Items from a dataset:
-- start --

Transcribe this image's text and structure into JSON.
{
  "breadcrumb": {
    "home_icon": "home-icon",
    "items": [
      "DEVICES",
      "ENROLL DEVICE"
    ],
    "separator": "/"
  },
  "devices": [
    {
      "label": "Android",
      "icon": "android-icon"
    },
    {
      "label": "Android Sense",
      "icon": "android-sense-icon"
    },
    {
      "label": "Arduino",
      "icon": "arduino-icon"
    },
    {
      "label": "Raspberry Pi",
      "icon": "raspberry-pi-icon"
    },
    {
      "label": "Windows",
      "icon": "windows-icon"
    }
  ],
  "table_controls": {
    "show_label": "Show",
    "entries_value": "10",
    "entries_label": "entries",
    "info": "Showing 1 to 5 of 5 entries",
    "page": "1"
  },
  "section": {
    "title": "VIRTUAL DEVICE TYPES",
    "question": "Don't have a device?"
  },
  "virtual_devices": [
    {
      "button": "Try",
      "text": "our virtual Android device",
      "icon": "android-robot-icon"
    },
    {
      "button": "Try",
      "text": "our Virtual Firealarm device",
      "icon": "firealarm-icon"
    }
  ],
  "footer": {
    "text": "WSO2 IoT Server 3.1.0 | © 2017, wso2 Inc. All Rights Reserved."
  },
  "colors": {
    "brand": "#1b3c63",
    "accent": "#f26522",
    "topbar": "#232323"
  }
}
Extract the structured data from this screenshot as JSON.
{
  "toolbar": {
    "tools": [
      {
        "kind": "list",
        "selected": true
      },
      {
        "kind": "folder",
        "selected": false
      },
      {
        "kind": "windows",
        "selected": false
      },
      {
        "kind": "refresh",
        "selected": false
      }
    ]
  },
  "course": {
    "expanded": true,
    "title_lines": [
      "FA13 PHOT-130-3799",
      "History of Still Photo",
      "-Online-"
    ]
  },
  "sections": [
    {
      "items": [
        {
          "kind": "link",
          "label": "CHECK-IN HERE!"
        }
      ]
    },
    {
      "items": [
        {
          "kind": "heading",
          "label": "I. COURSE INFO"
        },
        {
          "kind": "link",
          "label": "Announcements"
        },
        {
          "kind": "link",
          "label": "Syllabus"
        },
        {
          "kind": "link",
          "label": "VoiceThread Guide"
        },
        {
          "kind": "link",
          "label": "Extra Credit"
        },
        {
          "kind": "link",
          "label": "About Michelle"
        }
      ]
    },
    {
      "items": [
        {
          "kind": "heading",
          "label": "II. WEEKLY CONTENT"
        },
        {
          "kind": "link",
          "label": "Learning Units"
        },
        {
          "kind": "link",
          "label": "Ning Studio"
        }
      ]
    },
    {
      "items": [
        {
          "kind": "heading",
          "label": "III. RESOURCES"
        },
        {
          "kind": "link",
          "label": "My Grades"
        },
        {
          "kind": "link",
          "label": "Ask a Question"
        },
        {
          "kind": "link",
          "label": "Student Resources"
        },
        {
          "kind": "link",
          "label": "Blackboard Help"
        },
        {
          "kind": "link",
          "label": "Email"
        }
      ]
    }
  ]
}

-- end --

**Given instruction:**
Reproduce the data shown above exactly.

**Solved exercise:**
Transcribe this image's text and structure into JSON.
{
  "breadcrumb": {
    "home_icon": "home-icon",
    "items": [
      "DEVICES",
      "ENROLL DEVICE"
    ],
    "separator": "/"
  },
  "devices": [
    {
      "label": "Android",
      "icon": "android-icon"
    },
    {
      "label": "Android Sense",
      "icon": "android-sense-icon"
    },
    {
      "label": "Arduino",
      "icon": "arduino-icon"
    },
    {
      "label": "Raspberry Pi",
      "icon": "raspberry-pi-icon"
    },
    {
      "label": "Windows",
      "icon": "windows-icon"
    }
  ],
  "table_controls": {
    "show_label": "Show",
    "entries_value": "10",
    "entries_label": "entries",
    "info": "Showing 1 to 5 of 5 entries",
    "page": "1"
  },
  "section": {
    "title": "VIRTUAL DEVICE TYPES",
    "question": "Don't have a device?"
  },
  "virtual_devices": [
    {
      "button": "Try",
      "text": "our virtual Android device",
      "icon": "android-robot-icon"
    },
    {
      "button": "Try",
      "text": "our Virtual Firealarm device",
      "icon": "firealarm-icon"
    }
  ],
  "footer": {
    "text": "WSO2 IoT Server 3.1.0 | © 2017, wso2 Inc. All Rights Reserved."
  },
  "colors": {
    "brand": "#1b3c63",
    "accent": "#f26522",
    "topbar": "#232323"
  }
}
Extract the structured data from this screenshot as JSON.
{
  "toolbar": {
    "tools": [
      {
        "kind": "list",
        "selected": true
      },
      {
        "kind": "folder",
        "selected": false
      },
      {
        "kind": "windows",
        "selected": false
      },
      {
        "kind": "refresh",
        "selected": false
      }
    ]
  },
  "course": {
    "expanded": true,
    "title_lines": [
      "FA13 PHOT-130-3799",
      "History of Still Photo",
      "-Online-"
    ]
  },
  "sections": [
    {
      "items": [
        {
          "kind": "link",
          "label": "CHECK-IN HERE!"
        }
      ]
    },
    {
      "items": [
        {
          "kind": "heading",
          "label": "I. COURSE INFO"
        },
        {
          "kind": "link",
          "label": "Announcements"
        },
        {
          "kind": "link",
          "label": "Syllabus"
        },
        {
          "kind": "link",
          "label": "VoiceThread Guide"
        },
        {
          "kind": "link",
          "label": "Extra Credit"
        },
        {
          "kind": "link",
          "label": "About Michelle"
        }
      ]
    },
    {
      "items": [
        {
          "kind": "heading",
          "label": "II. WEEKLY CONTENT"
        },
        {
          "kind": "link",
          "label": "Learning Units"
        },
        {
          "kind": "link",
          "label": "Ning Studio"
        }
      ]
    },
    {
      "items": [
        {
          "kind": "heading",
          "label": "III. RESOURCES"
        },
        {
          "kind": "link",
          "label": "My Grades"
        },
        {
          "kind": "link",
          "label": "Ask a Question"
        },
        {
          "kind": "link",
          "label": "Student Resources"
        },
        {
          "kind": "link",
          "label": "Blackboard Help"
        },
        {
          "kind": "link",
          "label": "Email"
        }
      ]
    }
  ]
}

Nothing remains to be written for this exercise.